* begin Given records *
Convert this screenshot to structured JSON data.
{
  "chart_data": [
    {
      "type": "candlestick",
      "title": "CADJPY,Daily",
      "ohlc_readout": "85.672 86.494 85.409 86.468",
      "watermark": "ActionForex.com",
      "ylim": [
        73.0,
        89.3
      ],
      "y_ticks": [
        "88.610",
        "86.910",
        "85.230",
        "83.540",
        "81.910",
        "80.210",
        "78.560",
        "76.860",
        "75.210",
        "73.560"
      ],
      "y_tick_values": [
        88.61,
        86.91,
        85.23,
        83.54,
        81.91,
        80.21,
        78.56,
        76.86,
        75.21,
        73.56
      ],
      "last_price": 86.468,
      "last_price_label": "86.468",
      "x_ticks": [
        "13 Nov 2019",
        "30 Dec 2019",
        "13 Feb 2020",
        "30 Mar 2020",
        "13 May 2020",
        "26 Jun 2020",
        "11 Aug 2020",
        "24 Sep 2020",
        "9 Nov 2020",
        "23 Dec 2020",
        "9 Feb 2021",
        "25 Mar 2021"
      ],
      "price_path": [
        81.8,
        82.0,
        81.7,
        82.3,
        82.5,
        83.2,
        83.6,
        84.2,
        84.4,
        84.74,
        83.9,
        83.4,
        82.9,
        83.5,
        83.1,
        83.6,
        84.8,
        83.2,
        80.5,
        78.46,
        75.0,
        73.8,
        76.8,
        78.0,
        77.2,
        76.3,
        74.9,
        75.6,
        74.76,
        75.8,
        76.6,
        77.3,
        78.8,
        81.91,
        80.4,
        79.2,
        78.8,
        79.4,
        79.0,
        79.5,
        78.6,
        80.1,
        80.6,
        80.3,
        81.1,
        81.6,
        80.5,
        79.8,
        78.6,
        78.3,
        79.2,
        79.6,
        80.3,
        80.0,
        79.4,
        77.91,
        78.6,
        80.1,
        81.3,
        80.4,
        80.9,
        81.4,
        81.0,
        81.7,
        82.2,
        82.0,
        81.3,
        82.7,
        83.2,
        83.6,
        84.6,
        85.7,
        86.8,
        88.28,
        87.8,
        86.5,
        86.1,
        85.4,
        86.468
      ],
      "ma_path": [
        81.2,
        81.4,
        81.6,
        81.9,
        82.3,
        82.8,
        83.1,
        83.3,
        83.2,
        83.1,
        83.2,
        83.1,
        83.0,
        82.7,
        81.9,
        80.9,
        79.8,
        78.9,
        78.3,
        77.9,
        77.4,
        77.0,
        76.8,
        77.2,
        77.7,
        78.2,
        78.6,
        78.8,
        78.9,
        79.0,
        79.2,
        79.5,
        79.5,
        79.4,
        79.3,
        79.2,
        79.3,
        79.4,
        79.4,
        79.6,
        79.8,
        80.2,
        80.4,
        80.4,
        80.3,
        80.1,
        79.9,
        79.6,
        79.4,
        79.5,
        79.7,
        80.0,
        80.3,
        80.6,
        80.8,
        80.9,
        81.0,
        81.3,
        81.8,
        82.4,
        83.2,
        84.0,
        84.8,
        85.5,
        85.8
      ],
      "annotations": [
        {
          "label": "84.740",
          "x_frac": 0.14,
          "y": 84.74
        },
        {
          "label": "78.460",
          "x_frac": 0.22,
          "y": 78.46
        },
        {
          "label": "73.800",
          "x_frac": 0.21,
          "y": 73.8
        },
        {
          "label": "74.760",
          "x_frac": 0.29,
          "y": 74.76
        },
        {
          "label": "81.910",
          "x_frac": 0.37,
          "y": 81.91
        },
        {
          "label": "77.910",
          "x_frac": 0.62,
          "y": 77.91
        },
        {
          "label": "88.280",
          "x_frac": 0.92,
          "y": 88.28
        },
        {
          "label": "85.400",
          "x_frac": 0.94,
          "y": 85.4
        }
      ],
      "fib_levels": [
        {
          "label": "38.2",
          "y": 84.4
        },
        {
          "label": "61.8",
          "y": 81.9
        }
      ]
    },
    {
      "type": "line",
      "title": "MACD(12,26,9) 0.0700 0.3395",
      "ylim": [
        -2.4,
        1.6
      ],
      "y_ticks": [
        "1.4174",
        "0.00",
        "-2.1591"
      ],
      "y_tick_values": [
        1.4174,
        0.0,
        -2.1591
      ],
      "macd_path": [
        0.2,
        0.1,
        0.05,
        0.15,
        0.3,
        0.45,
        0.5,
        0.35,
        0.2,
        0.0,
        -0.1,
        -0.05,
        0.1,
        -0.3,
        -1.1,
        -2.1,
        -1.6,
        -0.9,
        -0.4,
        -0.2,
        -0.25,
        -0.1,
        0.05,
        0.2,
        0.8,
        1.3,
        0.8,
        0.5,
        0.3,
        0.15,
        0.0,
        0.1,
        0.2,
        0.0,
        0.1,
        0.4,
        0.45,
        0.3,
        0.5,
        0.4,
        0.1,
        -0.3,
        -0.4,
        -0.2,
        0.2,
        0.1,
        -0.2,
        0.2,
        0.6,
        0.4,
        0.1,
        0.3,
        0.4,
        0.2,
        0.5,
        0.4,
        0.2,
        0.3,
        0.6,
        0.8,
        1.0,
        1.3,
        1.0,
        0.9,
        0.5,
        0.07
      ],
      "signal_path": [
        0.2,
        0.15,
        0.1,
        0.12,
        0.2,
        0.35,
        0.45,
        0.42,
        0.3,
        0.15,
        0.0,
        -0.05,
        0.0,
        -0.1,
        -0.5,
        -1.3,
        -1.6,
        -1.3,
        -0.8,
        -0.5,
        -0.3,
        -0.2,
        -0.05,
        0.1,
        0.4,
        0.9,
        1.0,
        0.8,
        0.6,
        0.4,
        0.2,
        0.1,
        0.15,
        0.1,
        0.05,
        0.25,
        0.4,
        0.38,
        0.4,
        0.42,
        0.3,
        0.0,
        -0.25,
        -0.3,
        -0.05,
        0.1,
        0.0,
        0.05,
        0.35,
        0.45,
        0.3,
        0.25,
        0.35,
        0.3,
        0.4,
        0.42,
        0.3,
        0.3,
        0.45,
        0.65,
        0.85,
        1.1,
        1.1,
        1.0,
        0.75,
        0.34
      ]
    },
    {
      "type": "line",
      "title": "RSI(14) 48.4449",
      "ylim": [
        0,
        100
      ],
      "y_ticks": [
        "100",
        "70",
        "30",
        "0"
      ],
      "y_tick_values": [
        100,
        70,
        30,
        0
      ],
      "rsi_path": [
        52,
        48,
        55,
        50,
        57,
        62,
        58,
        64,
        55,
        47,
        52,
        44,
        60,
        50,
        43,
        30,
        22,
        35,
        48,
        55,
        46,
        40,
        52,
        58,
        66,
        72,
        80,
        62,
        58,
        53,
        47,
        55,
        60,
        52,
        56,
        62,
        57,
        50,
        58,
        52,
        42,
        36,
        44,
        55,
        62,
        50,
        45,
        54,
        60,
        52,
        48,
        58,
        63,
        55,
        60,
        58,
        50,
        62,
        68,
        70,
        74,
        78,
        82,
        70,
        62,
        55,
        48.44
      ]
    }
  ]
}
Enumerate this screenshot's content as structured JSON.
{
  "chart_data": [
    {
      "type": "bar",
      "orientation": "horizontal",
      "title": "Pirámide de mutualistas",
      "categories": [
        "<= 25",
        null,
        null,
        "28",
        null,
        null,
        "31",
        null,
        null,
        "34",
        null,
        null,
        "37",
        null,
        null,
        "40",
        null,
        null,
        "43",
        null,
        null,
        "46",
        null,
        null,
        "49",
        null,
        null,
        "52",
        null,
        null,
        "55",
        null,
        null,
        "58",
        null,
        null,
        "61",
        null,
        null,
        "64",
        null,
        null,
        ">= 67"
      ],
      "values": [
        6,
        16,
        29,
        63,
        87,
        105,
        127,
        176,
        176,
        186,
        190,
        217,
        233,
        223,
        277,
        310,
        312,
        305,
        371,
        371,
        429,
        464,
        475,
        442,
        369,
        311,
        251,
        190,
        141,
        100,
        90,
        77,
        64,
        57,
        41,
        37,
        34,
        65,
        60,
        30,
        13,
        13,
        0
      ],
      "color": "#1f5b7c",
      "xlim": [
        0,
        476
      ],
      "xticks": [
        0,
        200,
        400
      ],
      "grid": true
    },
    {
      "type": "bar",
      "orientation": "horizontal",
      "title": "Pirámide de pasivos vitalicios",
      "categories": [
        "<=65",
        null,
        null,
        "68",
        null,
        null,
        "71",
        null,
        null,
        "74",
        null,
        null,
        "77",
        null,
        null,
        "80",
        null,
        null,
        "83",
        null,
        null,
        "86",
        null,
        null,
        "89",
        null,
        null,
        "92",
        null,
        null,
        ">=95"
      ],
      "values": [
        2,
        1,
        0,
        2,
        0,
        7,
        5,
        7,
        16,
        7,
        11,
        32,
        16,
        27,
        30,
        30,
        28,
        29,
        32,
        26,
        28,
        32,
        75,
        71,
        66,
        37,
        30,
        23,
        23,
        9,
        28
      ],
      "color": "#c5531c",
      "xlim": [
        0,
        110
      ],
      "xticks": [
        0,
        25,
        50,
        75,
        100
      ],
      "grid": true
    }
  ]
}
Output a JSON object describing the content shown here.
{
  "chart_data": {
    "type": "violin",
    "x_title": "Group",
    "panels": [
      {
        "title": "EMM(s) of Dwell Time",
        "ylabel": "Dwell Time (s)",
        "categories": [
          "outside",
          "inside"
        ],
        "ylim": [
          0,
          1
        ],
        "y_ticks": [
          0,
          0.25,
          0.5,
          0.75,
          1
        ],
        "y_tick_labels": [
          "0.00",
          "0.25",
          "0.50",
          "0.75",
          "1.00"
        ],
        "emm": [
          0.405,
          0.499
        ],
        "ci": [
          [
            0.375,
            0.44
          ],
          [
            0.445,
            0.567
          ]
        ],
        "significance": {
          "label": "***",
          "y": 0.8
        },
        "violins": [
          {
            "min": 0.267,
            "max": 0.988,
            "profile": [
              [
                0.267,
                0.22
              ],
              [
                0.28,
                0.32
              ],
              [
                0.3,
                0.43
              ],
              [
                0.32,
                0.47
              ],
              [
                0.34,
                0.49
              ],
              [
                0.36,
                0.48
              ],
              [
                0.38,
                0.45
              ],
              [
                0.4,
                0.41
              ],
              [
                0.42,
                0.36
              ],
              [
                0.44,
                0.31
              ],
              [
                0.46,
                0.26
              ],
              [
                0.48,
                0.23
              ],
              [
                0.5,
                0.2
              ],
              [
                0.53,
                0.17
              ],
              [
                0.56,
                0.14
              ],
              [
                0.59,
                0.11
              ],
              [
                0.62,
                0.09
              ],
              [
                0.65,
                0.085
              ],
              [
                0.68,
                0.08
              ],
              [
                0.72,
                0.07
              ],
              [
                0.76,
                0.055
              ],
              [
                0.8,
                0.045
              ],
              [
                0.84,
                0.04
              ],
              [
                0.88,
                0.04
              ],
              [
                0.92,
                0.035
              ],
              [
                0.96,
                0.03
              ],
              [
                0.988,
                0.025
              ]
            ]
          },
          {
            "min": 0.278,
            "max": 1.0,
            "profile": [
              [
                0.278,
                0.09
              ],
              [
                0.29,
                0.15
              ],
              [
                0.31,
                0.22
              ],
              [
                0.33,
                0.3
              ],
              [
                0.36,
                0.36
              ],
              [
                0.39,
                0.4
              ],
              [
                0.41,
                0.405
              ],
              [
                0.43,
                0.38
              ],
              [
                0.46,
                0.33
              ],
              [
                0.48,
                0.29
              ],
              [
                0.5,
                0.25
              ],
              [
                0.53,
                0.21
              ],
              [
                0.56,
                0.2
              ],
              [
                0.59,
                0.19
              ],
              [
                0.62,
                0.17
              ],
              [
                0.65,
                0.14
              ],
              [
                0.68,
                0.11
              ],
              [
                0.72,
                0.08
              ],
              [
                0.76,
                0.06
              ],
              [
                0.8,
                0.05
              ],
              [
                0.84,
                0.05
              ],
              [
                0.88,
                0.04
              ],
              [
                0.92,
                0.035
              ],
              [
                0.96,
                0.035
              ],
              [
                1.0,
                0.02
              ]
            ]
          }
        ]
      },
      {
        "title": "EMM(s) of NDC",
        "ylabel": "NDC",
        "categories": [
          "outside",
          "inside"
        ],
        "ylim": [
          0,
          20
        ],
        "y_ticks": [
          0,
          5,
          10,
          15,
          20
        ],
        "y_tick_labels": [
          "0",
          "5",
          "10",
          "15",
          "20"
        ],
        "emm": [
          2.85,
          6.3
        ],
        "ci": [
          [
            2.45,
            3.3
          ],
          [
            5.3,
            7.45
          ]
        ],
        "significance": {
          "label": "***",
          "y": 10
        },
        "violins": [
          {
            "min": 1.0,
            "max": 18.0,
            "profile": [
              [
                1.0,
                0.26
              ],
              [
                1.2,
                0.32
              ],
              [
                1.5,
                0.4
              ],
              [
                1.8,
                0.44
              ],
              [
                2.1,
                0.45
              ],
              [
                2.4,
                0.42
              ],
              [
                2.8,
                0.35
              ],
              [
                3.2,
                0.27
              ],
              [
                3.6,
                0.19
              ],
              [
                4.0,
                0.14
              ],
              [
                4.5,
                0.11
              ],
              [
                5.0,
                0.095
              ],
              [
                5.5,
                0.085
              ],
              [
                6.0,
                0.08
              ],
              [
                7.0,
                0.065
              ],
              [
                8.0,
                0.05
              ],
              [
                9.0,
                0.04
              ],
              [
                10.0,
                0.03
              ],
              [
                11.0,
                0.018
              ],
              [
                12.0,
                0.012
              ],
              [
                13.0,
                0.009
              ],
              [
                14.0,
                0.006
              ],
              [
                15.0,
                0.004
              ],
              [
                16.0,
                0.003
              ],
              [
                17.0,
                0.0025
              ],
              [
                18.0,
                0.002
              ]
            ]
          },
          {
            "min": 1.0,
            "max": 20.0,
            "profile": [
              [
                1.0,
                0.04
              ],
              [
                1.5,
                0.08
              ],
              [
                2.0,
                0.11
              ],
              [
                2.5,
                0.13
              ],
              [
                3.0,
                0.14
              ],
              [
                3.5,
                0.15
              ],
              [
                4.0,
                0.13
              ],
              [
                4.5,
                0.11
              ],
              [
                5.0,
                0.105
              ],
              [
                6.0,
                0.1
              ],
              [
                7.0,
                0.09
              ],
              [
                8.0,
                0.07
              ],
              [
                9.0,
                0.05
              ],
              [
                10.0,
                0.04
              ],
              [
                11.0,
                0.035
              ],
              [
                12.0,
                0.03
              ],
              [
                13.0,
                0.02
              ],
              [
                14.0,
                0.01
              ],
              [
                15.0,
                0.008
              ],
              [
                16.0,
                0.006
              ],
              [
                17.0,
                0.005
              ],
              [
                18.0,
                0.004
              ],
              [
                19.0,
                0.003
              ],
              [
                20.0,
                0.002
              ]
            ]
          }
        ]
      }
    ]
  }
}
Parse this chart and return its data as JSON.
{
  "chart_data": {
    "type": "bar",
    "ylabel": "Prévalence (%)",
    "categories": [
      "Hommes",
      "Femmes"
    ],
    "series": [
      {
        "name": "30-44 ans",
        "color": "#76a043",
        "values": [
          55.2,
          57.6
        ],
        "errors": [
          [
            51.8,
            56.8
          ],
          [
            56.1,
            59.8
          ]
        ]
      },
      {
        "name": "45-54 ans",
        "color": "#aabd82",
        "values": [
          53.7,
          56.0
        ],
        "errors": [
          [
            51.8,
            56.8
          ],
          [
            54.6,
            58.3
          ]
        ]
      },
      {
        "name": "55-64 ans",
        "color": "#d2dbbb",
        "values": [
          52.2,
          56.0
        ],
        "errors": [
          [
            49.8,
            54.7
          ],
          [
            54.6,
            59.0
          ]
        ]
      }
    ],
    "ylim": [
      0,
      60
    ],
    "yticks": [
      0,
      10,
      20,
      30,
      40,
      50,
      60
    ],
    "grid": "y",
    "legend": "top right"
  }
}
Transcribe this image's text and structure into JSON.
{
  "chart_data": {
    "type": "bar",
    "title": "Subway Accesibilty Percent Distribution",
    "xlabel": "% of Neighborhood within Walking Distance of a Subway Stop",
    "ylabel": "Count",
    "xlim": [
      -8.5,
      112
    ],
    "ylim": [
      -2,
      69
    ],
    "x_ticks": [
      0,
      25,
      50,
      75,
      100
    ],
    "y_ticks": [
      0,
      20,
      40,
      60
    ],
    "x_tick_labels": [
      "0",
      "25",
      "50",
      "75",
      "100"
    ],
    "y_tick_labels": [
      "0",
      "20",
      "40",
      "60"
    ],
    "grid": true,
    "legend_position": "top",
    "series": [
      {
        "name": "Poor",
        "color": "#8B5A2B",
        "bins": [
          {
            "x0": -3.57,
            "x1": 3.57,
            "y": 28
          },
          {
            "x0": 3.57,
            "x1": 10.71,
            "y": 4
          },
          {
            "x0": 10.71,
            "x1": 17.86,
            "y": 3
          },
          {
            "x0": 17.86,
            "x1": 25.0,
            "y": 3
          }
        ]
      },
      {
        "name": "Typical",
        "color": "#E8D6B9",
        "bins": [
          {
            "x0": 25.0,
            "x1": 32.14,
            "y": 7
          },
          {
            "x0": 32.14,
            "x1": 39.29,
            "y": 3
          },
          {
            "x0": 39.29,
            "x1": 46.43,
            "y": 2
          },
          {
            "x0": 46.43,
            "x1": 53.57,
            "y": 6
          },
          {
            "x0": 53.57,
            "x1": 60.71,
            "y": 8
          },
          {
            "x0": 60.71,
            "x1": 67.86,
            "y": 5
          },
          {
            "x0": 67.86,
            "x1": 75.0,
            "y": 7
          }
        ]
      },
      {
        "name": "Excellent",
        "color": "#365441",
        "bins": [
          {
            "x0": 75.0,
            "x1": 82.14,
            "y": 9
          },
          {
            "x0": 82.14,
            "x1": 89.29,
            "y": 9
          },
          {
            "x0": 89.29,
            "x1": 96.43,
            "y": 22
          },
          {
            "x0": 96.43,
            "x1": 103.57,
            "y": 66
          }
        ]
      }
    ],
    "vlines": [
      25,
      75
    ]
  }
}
* end Given records *
Report back each line of the entries that holds the string "Pirámide".

**Completed task**
      "title": "Pirámide de mutualistas",
      "title": "Pirámide de pasivos vitalicios",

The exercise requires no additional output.